▸ Aim:
How many lines in the listing below include the word "JSON"? Reply with the count alone.

begin

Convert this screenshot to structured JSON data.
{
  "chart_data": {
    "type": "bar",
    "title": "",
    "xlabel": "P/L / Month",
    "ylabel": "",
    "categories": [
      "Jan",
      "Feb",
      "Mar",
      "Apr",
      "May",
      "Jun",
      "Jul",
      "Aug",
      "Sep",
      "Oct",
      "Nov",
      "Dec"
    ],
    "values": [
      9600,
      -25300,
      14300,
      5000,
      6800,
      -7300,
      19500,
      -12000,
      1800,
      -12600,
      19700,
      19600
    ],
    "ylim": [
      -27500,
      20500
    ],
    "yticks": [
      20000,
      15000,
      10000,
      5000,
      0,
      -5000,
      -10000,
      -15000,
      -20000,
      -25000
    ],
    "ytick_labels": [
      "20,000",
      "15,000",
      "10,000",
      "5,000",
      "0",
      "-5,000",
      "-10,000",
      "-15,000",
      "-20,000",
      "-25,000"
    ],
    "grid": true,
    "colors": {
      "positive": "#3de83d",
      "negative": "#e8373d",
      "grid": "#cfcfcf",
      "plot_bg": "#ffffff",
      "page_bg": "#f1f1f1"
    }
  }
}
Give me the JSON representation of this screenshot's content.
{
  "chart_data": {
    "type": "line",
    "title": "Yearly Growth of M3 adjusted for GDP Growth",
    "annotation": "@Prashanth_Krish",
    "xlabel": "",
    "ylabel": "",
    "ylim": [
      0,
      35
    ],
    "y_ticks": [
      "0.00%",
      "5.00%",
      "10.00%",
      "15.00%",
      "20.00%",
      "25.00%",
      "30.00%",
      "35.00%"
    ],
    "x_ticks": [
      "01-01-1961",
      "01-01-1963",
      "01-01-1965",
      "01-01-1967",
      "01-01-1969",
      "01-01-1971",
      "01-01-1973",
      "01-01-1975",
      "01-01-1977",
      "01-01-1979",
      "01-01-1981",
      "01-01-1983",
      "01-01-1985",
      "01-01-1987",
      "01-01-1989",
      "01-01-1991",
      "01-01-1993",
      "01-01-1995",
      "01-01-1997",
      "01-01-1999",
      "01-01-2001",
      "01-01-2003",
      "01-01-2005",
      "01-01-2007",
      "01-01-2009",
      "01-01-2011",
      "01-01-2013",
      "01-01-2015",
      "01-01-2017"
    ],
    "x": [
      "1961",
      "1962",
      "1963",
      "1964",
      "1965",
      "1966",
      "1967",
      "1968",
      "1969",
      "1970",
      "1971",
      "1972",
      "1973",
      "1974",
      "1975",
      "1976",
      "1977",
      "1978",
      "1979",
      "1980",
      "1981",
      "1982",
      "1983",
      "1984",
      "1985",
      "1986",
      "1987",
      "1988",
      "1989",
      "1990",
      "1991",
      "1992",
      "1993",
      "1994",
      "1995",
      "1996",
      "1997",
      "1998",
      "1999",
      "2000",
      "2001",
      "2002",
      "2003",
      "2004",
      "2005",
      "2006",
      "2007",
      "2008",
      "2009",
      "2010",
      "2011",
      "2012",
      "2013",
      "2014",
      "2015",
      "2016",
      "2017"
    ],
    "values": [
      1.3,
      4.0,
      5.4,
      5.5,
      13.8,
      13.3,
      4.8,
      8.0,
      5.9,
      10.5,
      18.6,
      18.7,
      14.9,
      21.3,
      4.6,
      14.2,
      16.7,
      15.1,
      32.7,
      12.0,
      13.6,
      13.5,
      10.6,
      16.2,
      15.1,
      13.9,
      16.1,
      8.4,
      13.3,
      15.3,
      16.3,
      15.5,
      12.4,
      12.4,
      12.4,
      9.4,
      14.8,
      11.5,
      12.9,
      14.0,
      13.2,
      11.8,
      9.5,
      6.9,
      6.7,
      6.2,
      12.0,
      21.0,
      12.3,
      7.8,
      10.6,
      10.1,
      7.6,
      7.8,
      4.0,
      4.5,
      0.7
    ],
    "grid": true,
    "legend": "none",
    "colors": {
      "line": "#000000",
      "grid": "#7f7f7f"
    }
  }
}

end

▸ Result of the exercise:
2